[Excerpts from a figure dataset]
----------
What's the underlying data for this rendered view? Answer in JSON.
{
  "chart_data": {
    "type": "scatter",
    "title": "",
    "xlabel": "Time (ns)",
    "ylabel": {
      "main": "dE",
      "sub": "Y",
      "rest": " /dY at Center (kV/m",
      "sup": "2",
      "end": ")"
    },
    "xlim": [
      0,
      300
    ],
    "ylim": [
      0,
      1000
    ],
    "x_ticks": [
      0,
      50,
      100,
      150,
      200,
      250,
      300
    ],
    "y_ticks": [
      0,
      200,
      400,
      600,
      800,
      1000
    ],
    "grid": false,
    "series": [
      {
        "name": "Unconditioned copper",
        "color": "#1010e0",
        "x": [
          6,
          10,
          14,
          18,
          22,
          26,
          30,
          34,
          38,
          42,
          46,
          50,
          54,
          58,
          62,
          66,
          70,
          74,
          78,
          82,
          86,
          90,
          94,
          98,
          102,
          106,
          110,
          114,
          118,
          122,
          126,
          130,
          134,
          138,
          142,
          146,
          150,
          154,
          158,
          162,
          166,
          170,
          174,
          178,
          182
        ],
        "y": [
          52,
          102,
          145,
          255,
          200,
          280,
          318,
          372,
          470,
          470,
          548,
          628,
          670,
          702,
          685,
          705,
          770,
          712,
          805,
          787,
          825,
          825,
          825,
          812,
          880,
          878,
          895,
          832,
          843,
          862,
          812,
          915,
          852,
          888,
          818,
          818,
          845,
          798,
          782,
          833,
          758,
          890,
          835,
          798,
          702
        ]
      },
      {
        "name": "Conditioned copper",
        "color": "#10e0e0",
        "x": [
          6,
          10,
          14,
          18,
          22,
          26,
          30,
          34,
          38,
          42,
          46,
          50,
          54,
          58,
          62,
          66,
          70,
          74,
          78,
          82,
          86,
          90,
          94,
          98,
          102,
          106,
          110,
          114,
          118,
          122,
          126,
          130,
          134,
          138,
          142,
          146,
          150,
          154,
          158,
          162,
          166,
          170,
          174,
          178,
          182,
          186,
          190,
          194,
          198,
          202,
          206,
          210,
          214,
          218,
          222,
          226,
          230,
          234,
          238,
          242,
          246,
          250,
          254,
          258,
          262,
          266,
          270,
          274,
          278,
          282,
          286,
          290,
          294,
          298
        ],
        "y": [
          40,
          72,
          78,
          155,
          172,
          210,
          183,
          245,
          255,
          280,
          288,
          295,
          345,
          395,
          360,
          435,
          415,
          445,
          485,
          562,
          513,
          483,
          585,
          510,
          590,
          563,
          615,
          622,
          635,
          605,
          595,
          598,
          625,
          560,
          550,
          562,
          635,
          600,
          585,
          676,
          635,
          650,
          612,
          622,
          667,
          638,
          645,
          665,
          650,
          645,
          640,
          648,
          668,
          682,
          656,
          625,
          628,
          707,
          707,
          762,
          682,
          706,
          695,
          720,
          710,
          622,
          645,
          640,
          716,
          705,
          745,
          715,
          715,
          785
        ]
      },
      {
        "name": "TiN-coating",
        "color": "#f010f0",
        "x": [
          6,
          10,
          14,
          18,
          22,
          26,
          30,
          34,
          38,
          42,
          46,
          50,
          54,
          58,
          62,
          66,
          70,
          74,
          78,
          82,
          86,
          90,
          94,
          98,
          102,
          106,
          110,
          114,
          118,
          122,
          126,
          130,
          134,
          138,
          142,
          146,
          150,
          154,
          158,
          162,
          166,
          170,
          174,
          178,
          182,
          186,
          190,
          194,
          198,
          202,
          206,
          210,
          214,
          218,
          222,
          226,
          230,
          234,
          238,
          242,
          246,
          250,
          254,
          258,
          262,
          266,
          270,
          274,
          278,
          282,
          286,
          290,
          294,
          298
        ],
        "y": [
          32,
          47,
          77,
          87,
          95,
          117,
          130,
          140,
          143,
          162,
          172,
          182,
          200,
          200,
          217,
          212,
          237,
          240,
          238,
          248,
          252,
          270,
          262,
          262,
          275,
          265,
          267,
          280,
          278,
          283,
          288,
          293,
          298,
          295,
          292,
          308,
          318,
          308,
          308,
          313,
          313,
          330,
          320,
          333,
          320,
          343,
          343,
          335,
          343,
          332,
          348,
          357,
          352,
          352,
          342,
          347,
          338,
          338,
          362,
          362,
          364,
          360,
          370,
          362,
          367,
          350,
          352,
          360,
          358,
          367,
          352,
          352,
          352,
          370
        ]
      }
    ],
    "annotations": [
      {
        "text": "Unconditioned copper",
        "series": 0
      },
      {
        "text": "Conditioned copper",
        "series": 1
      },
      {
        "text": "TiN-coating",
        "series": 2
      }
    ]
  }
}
----------
* To be done *
Each line of the material should be duplicated exactly, please.

* Solution to this exercise *
What's the underlying data for this rendered view? Answer in JSON.
{
  "chart_data": {
    "type": "scatter",
    "title": "",
    "xlabel": "Time (ns)",
    "ylabel": {
      "main": "dE",
      "sub": "Y",
      "rest": " /dY at Center (kV/m",
      "sup": "2",
      "end": ")"
    },
    "xlim": [
      0,
      300
    ],
    "ylim": [
      0,
      1000
    ],
    "x_ticks": [
      0,
      50,
      100,
      150,
      200,
      250,
      300
    ],
    "y_ticks": [
      0,
      200,
      400,
      600,
      800,
      1000
    ],
    "grid": false,
    "series": [
      {
        "name": "Unconditioned copper",
        "color": "#1010e0",
        "x": [
          6,
          10,
          14,
          18,
          22,
          26,
          30,
          34,
          38,
          42,
          46,
          50,
          54,
          58,
          62,
          66,
          70,
          74,
          78,
          82,
          86,
          90,
          94,
          98,
          102,
          106,
          110,
          114,
          118,
          122,
          126,
          130,
          134,
          138,
          142,
          146,
          150,
          154,
          158,
          162,
          166,
          170,
          174,
          178,
          182
        ],
        "y": [
          52,
          102,
          145,
          255,
          200,
          280,
          318,
          372,
          470,
          470,
          548,
          628,
          670,
          702,
          685,
          705,
          770,
          712,
          805,
          787,
          825,
          825,
          825,
          812,
          880,
          878,
          895,
          832,
          843,
          862,
          812,
          915,
          852,
          888,
          818,
          818,
          845,
          798,
          782,
          833,
          758,
          890,
          835,
          798,
          702
        ]
      },
      {
        "name": "Conditioned copper",
        "color": "#10e0e0",
        "x": [
          6,
          10,
          14,
          18,
          22,
          26,
          30,
          34,
          38,
          42,
          46,
          50,
          54,
          58,
          62,
          66,
          70,
          74,
          78,
          82,
          86,
          90,
          94,
          98,
          102,
          106,
          110,
          114,
          118,
          122,
          126,
          130,
          134,
          138,
          142,
          146,
          150,
          154,
          158,
          162,
          166,
          170,
          174,
          178,
          182,
          186,
          190,
          194,
          198,
          202,
          206,
          210,
          214,
          218,
          222,
          226,
          230,
          234,
          238,
          242,
          246,
          250,
          254,
          258,
          262,
          266,
          270,
          274,
          278,
          282,
          286,
          290,
          294,
          298
        ],
        "y": [
          40,
          72,
          78,
          155,
          172,
          210,
          183,
          245,
          255,
          280,
          288,
          295,
          345,
          395,
          360,
          435,
          415,
          445,
          485,
          562,
          513,
          483,
          585,
          510,
          590,
          563,
          615,
          622,
          635,
          605,
          595,
          598,
          625,
          560,
          550,
          562,
          635,
          600,
          585,
          676,
          635,
          650,
          612,
          622,
          667,
          638,
          645,
          665,
          650,
          645,
          640,
          648,
          668,
          682,
          656,
          625,
          628,
          707,
          707,
          762,
          682,
          706,
          695,
          720,
          710,
          622,
          645,
          640,
          716,
          705,
          745,
          715,
          715,
          785
        ]
      },
      {
        "name": "TiN-coating",
        "color": "#f010f0",
        "x": [
          6,
          10,
          14,
          18,
          22,
          26,
          30,
          34,
          38,
          42,
          46,
          50,
          54,
          58,
          62,
          66,
          70,
          74,
          78,
          82,
          86,
          90,
          94,
          98,
          102,
          106,
          110,
          114,
          118,
          122,
          126,
          130,
          134,
          138,
          142,
          146,
          150,
          154,
          158,
          162,
          166,
          170,
          174,
          178,
          182,
          186,
          190,
          194,
          198,
          202,
          206,
          210,
          214,
          218,
          222,
          226,
          230,
          234,
          238,
          242,
          246,
          250,
          254,
          258,
          262,
          266,
          270,
          274,
          278,
          282,
          286,
          290,
          294,
          298
        ],
        "y": [
          32,
          47,
          77,
          87,
          95,
          117,
          130,
          140,
          143,
          162,
          172,
          182,
          200,
          200,
          217,
          212,
          237,
          240,
          238,
          248,
          252,
          270,
          262,
          262,
          275,
          265,
          267,
          280,
          278,
          283,
          288,
          293,
          298,
          295,
          292,
          308,
          318,
          308,
          308,
          313,
          313,
          330,
          320,
          333,
          320,
          343,
          343,
          335,
          343,
          332,
          348,
          357,
          352,
          352,
          342,
          347,
          338,
          338,
          362,
          362,
          364,
          360,
          370,
          362,
          367,
          350,
          352,
          360,
          358,
          367,
          352,
          352,
          352,
          370
        ]
      }
    ],
    "annotations": [
      {
        "text": "Unconditioned copper",
        "series": 0
      },
      {
        "text": "Conditioned copper",
        "series": 1
      },
      {
        "text": "TiN-coating",
        "series": 2
      }
    ]
  }
}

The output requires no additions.